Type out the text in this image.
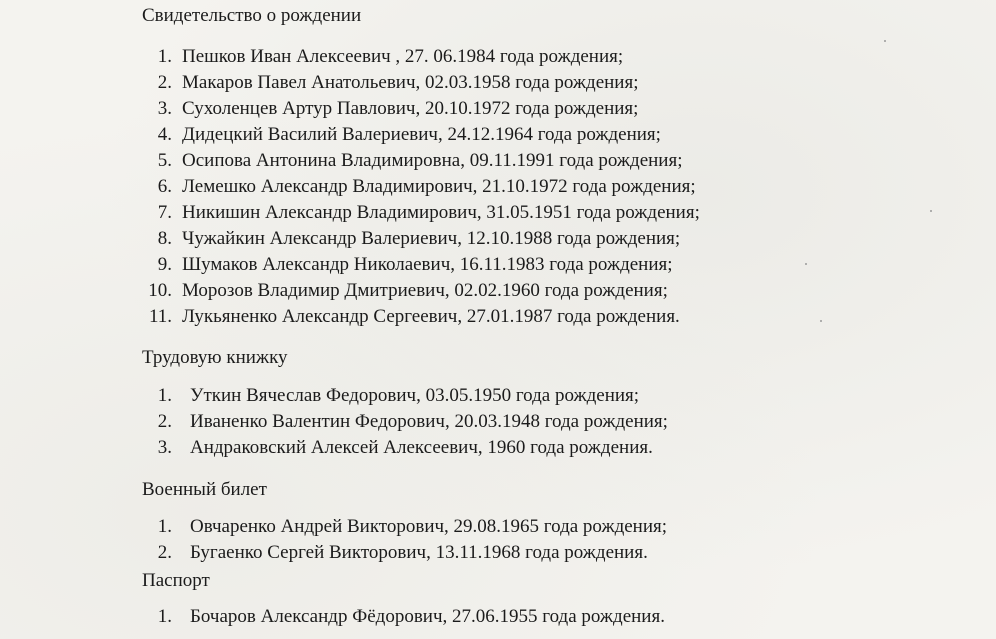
Свидетельство о рождении
1. Пешков Иван Алексеевич , 27. 06.1984 года рождения;
2. Макаров Павел Анатольевич, 02.03.1958 года рождения;
3. Сухоленцев Артур Павлович, 20.10.1972 года рождения;
4. Дидецкий Василий Валериевич, 24.12.1964 года рождения;
5. Осипова Антонина Владимировна, 09.11.1991 года рождения;
6. Лемешко Александр Владимирович, 21.10.1972 года рождения;
7. Никишин Александр Владимирович, 31.05.1951 года рождения;
8. Чужайкин Александр Валериевич, 12.10.1988 года рождения;
9. Шумаков Александр Николаевич, 16.11.1983 года рождения;
10. Морозов Владимир Дмитриевич, 02.02.1960 года рождения;
11. Лукьяненко Александр Сергеевич, 27.01.1987 года рождения.
Трудовую книжку
1. Уткин Вячеслав Федорович, 03.05.1950 года рождения;
2. Иваненко Валентин Федорович, 20.03.1948 года рождения;
3. Андраковский Алексей Алексеевич, 1960 года рождения.
Военный билет
1. Овчаренко Андрей Викторович, 29.08.1965 года рождения;
2. Бугаенко Сергей Викторович, 13.11.1968 года рождения.
Паспорт
1. Бочаров Александр Фёдорович, 27.06.1955 года рождения.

• _THE TASK_: Copy each line of the listing in which the word "Алексеевич" can be found.

• _THE RESPONSE_:
1. Пешков Иван Алексеевич , 27. 06.1984 года рождения;
3. Андраковский Алексей Алексеевич, 1960 года рождения.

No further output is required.